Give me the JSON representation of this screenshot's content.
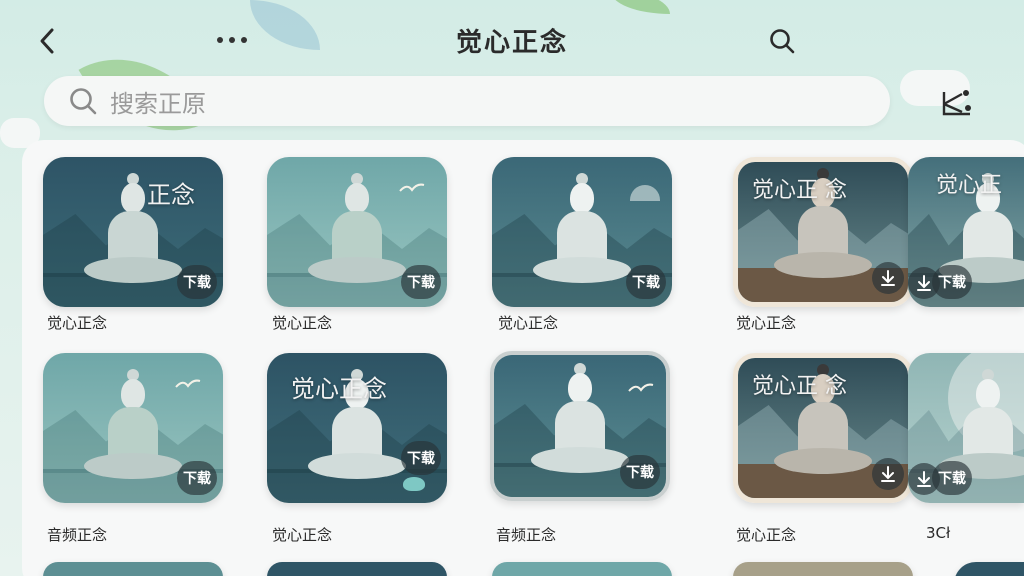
{
  "header": {
    "title": "觉心正念"
  },
  "search": {
    "placeholder": "搜索正原"
  },
  "grid": {
    "row1": [
      {
        "overlay": "正念",
        "badge": "下载",
        "caption": "觉心正念"
      },
      {
        "overlay": "",
        "badge": "下载",
        "caption": "觉心正念"
      },
      {
        "overlay": "",
        "badge": "下载",
        "caption": "觉心正念"
      },
      {
        "overlay": "觉心正 念",
        "badge": "",
        "caption": "觉心正念"
      },
      {
        "overlay": "觉心正",
        "badge": "下载",
        "caption": ""
      }
    ],
    "row2": [
      {
        "overlay": "",
        "badge": "下载",
        "caption": "音频正念"
      },
      {
        "overlay": "觉心正念",
        "badge": "下载",
        "caption": "觉心正念"
      },
      {
        "overlay": "",
        "badge": "下载",
        "caption": "音频正念"
      },
      {
        "overlay": "觉心正 念",
        "badge": "",
        "caption": "觉心正念"
      },
      {
        "overlay": "",
        "badge": "下载",
        "caption": "3Cł"
      }
    ]
  },
  "colors": {
    "accent_bg": "#d3ece6",
    "card_dark": "#2f5566",
    "card_light": "#6fa7a8",
    "paper": "#efe6d8"
  },
  "icons": [
    "back-arrow-icon",
    "more-dots-icon",
    "search-icon",
    "share-icon",
    "download-icon"
  ]
}
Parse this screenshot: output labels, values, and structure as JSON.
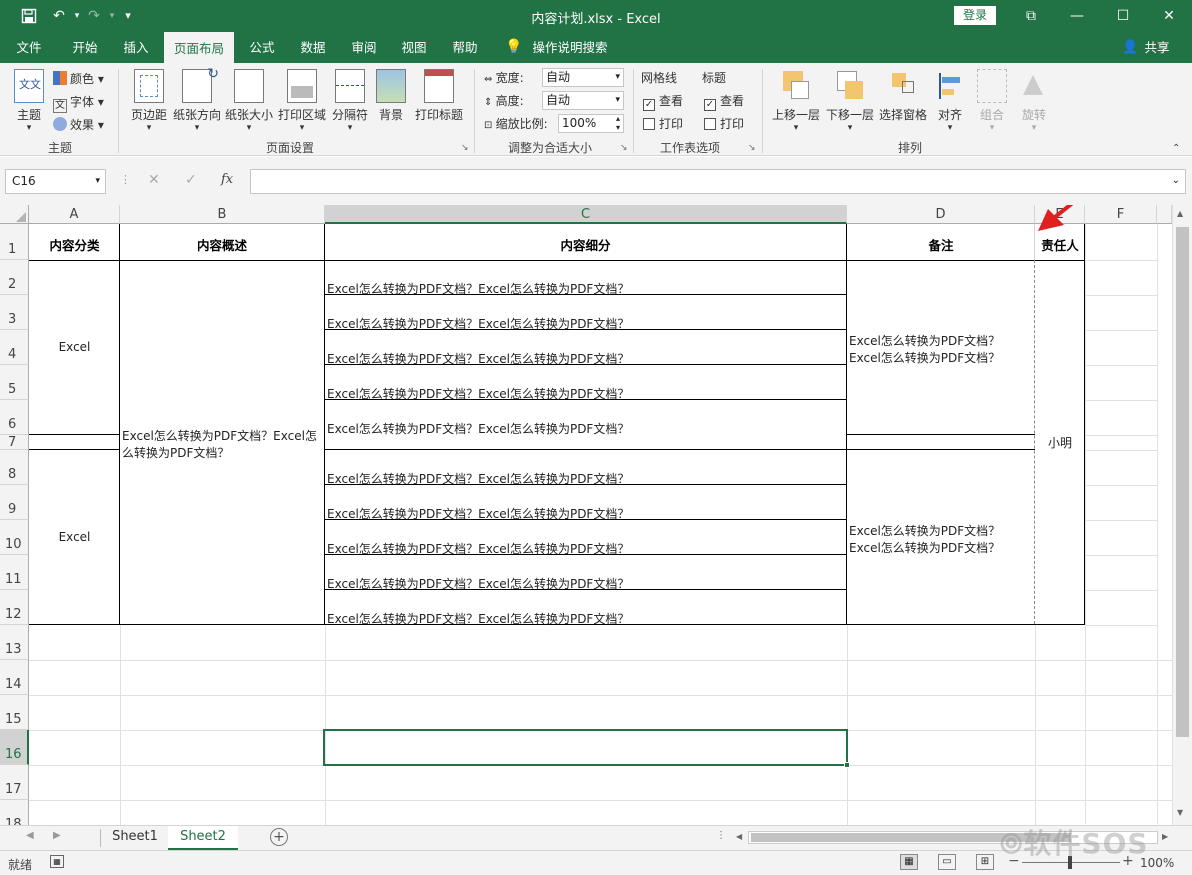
{
  "window": {
    "title": "内容计划.xlsx  -  Excel",
    "login_label": "登录",
    "minimize": "—",
    "restore": "☐",
    "close": "✕",
    "ribbon_display": "⧉"
  },
  "qat": {
    "save": "💾",
    "undo": "↶",
    "redo": "↷",
    "customize": "▾"
  },
  "tabs": [
    {
      "label": "文件"
    },
    {
      "label": "开始"
    },
    {
      "label": "插入"
    },
    {
      "label": "页面布局"
    },
    {
      "label": "公式"
    },
    {
      "label": "数据"
    },
    {
      "label": "审阅"
    },
    {
      "label": "视图"
    },
    {
      "label": "帮助"
    },
    {
      "label": "操作说明搜索"
    }
  ],
  "share_label": "共享",
  "ribbon": {
    "theme": {
      "big_label": "主题",
      "colors": "颜色",
      "fonts": "字体",
      "effects": "效果",
      "group": "主题"
    },
    "page_setup": {
      "margins": "页边距",
      "orientation": "纸张方向",
      "size": "纸张大小",
      "print_area": "打印区域",
      "breaks": "分隔符",
      "background": "背景",
      "print_titles": "打印标题",
      "group": "页面设置"
    },
    "scale": {
      "width_label": "宽度:",
      "width_value": "自动",
      "height_label": "高度:",
      "height_value": "自动",
      "scale_label": "缩放比例:",
      "scale_value": "100%",
      "group": "调整为合适大小"
    },
    "sheet_options": {
      "gridlines": "网格线",
      "headings": "标题",
      "view": "查看",
      "print": "打印",
      "group": "工作表选项"
    },
    "arrange": {
      "bring_forward": "上移一层",
      "send_backward": "下移一层",
      "selection_pane": "选择窗格",
      "align": "对齐",
      "group_btn": "组合",
      "rotate": "旋转",
      "group": "排列"
    }
  },
  "formula_bar": {
    "name_box": "C16",
    "cancel": "✕",
    "enter": "✓",
    "fx": "fx",
    "content": ""
  },
  "columns": [
    "A",
    "B",
    "C",
    "D",
    "E",
    "F"
  ],
  "rows": [
    "1",
    "2",
    "3",
    "4",
    "5",
    "6",
    "7",
    "8",
    "9",
    "10",
    "11",
    "12",
    "13",
    "14",
    "15",
    "16",
    "17",
    "18"
  ],
  "sheet": {
    "headers": {
      "a": "内容分类",
      "b": "内容概述",
      "c": "内容细分",
      "d": "备注",
      "e": "责任人"
    },
    "a_top": "Excel",
    "a_bottom": "Excel",
    "b_merged_line1": "Excel怎么转换为PDF文档？Excel怎",
    "b_merged_line2": "么转换为PDF文档？",
    "c_rows": [
      "Excel怎么转换为PDF文档？Excel怎么转换为PDF文档？",
      "Excel怎么转换为PDF文档？Excel怎么转换为PDF文档？",
      "Excel怎么转换为PDF文档？Excel怎么转换为PDF文档？",
      "Excel怎么转换为PDF文档？Excel怎么转换为PDF文档？",
      "Excel怎么转换为PDF文档？Excel怎么转换为PDF文档？",
      "Excel怎么转换为PDF文档？Excel怎么转换为PDF文档？",
      "Excel怎么转换为PDF文档？Excel怎么转换为PDF文档？",
      "Excel怎么转换为PDF文档？Excel怎么转换为PDF文档？",
      "Excel怎么转换为PDF文档？Excel怎么转换为PDF文档？",
      "Excel怎么转换为PDF文档？Excel怎么转换为PDF文档？"
    ],
    "d_top_1": "Excel怎么转换为PDF文档？",
    "d_top_2": "Excel怎么转换为PDF文档？",
    "d_bottom_1": "Excel怎么转换为PDF文档？",
    "d_bottom_2": "Excel怎么转换为PDF文档？",
    "e_merged": "小明"
  },
  "sheet_tabs": [
    {
      "label": "Sheet1"
    },
    {
      "label": "Sheet2"
    }
  ],
  "status": {
    "ready": "就绪",
    "zoom": "100%"
  },
  "watermark": "软件SOS",
  "accent_color": "#217346"
}
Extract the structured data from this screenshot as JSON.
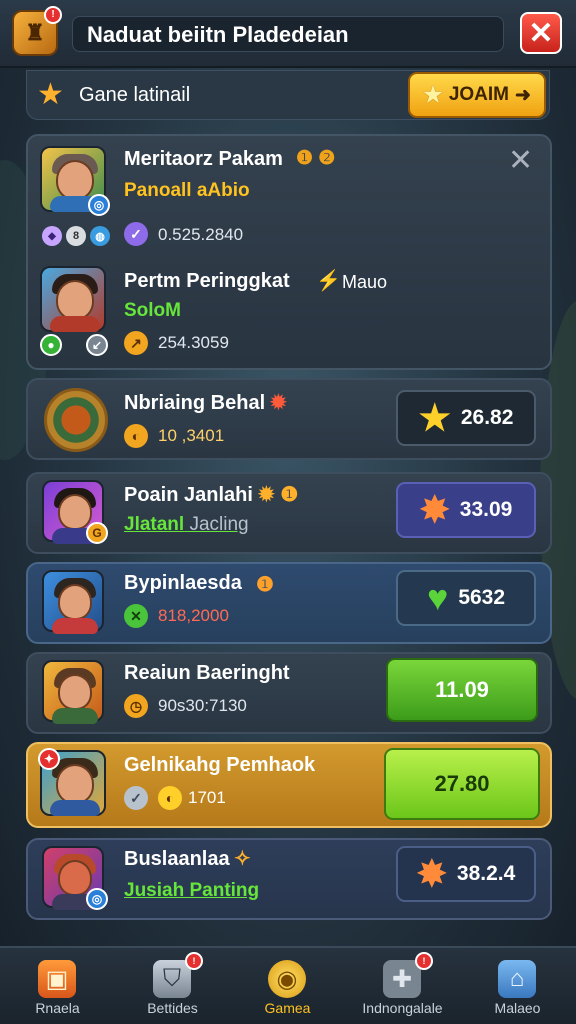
{
  "header": {
    "title": "Naduat beiitn Pladedeian",
    "logo_badge": "!",
    "close_label": "✕"
  },
  "filter": {
    "label": "Gane latinail",
    "join_label": "JOAIM"
  },
  "featured": [
    {
      "name": "Meritaorz Pakam",
      "subtitle": "Panoall aAbio",
      "stat": "0.525.2840"
    },
    {
      "name": "Pertm Peringgkat",
      "name_suffix": "Mauo",
      "subtitle": "SoloM",
      "stat": "254.3059"
    }
  ],
  "rows": [
    {
      "name": "Nbriaing Behal",
      "stat": "10 ,3401",
      "score": "26.82"
    },
    {
      "name": "Poain Janlahi",
      "subtitle": "Jlatanl",
      "subtitle_rest": "Jacling",
      "score": "33.09"
    },
    {
      "name": "Bypinlaesda",
      "stat": "818,2000",
      "score": "5632"
    },
    {
      "name": "Reaiun Baeringht",
      "stat": "90s30:7130",
      "score": "11.09"
    },
    {
      "name": "Gelnikahg Pemhaok",
      "stat": "1701",
      "score": "27.80"
    },
    {
      "name": "Buslaanlaa",
      "subtitle": "Jusiah Panting",
      "score": "38.2.4"
    }
  ],
  "nav": [
    {
      "label": "Rnaela"
    },
    {
      "label": "Bettides",
      "badge": "!"
    },
    {
      "label": "Gamea"
    },
    {
      "label": "Indnongalale",
      "badge": "!"
    },
    {
      "label": "Malaeo"
    }
  ],
  "colors": {
    "accent_yellow": "#ffc21f",
    "accent_green": "#66e63a",
    "close_red": "#e63030",
    "highlight_orange": "#c98a22"
  }
}
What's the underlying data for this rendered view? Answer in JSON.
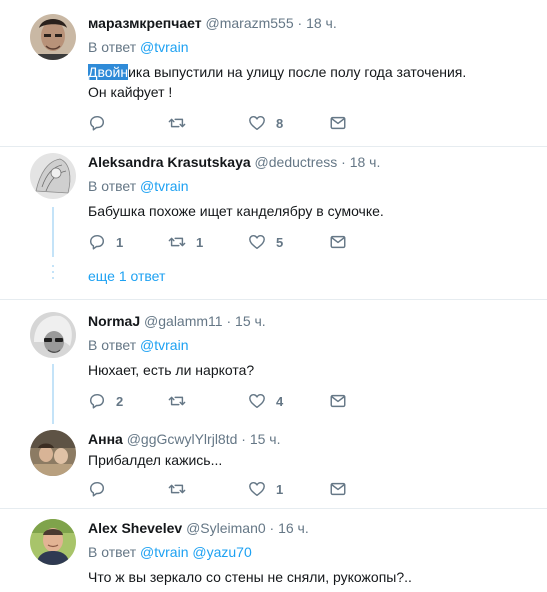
{
  "tweets": [
    {
      "name": "маразмкрепчает",
      "handle": "@marazm555",
      "time": "18 ч.",
      "reply_prefix": "В ответ",
      "reply_to": "@tvrain",
      "text_highlight": "Двойн",
      "text_rest": "ика выпустили на улицу  после полу года заточения.",
      "text_line2": "Он  кайфует !",
      "replies": "",
      "retweets": "",
      "likes": "8"
    },
    {
      "name": "Aleksandra Krasutskaya",
      "handle": "@deductress",
      "time": "18 ч.",
      "reply_prefix": "В ответ",
      "reply_to": "@tvrain",
      "text": "Бабушка похоже ищет канделябру в сумочке.",
      "replies": "1",
      "retweets": "1",
      "likes": "5",
      "more_replies": "еще 1 ответ"
    },
    {
      "name": "NormaJ",
      "handle": "@galamm11",
      "time": "15 ч.",
      "reply_prefix": "В ответ",
      "reply_to": "@tvrain",
      "text": "Нюхает, есть ли наркота?",
      "replies": "2",
      "retweets": "",
      "likes": "4"
    },
    {
      "name": "Анна",
      "handle": "@ggGcwylYlrjl8td",
      "time": "15 ч.",
      "text": "Прибалдел кажись...",
      "replies": "",
      "retweets": "",
      "likes": "1"
    },
    {
      "name": "Alex Shevelev",
      "handle": "@Syleiman0",
      "time": "16 ч.",
      "reply_prefix": "В ответ",
      "reply_to": "@tvrain",
      "reply_to_2": "@yazu70",
      "text": "Что ж вы зеркало со стены не сняли, рукожопы?.."
    }
  ],
  "separator": "·",
  "icons": [
    "reply-icon",
    "retweet-icon",
    "like-icon",
    "dm-icon"
  ],
  "colors": {
    "accent": "#1da1f2",
    "muted": "#657786",
    "thread": "#c4e3f8",
    "selection": "#2f8bd8"
  }
}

• **What you will do**
Make an exact copy of only those lines that run from the line with "What's the underlying" through the end of the records, excluding pictures.

• **Solution to the problem**
What's the underlying data for this rendered view? Answer in JSON.
{
  "tweets": [
    {
      "name": "маразмкрепчает",
      "handle": "@marazm555",
      "time": "18 ч.",
      "reply_prefix": "В ответ",
      "reply_to": "@tvrain",
      "text_highlight": "Двойн",
      "text_rest": "ика выпустили на улицу  после полу года заточения.",
      "text_line2": "Он  кайфует !",
      "replies": "",
      "retweets": "",
      "likes": "8"
    },
    {
      "name": "Aleksandra Krasutskaya",
      "handle": "@deductress",
      "time": "18 ч.",
      "reply_prefix": "В ответ",
      "reply_to": "@tvrain",
      "text": "Бабушка похоже ищет канделябру в сумочке.",
      "replies": "1",
      "retweets": "1",
      "likes": "5",
      "more_replies": "еще 1 ответ"
    },
    {
      "name": "NormaJ",
      "handle": "@galamm11",
      "time": "15 ч.",
      "reply_prefix": "В ответ",
      "reply_to": "@tvrain",
      "text": "Нюхает, есть ли наркота?",
      "replies": "2",
      "retweets": "",
      "likes": "4"
    },
    {
      "name": "Анна",
      "handle": "@ggGcwylYlrjl8td",
      "time": "15 ч.",
      "text": "Прибалдел кажись...",
      "replies": "",
      "retweets": "",
      "likes": "1"
    },
    {
      "name": "Alex Shevelev",
      "handle": "@Syleiman0",
      "time": "16 ч.",
      "reply_prefix": "В ответ",
      "reply_to": "@tvrain",
      "reply_to_2": "@yazu70",
      "text": "Что ж вы зеркало со стены не сняли, рукожопы?.."
    }
  ],
  "separator": "·",
  "icons": [
    "reply-icon",
    "retweet-icon",
    "like-icon",
    "dm-icon"
  ],
  "colors": {
    "accent": "#1da1f2",
    "muted": "#657786",
    "thread": "#c4e3f8",
    "selection": "#2f8bd8"
  }
}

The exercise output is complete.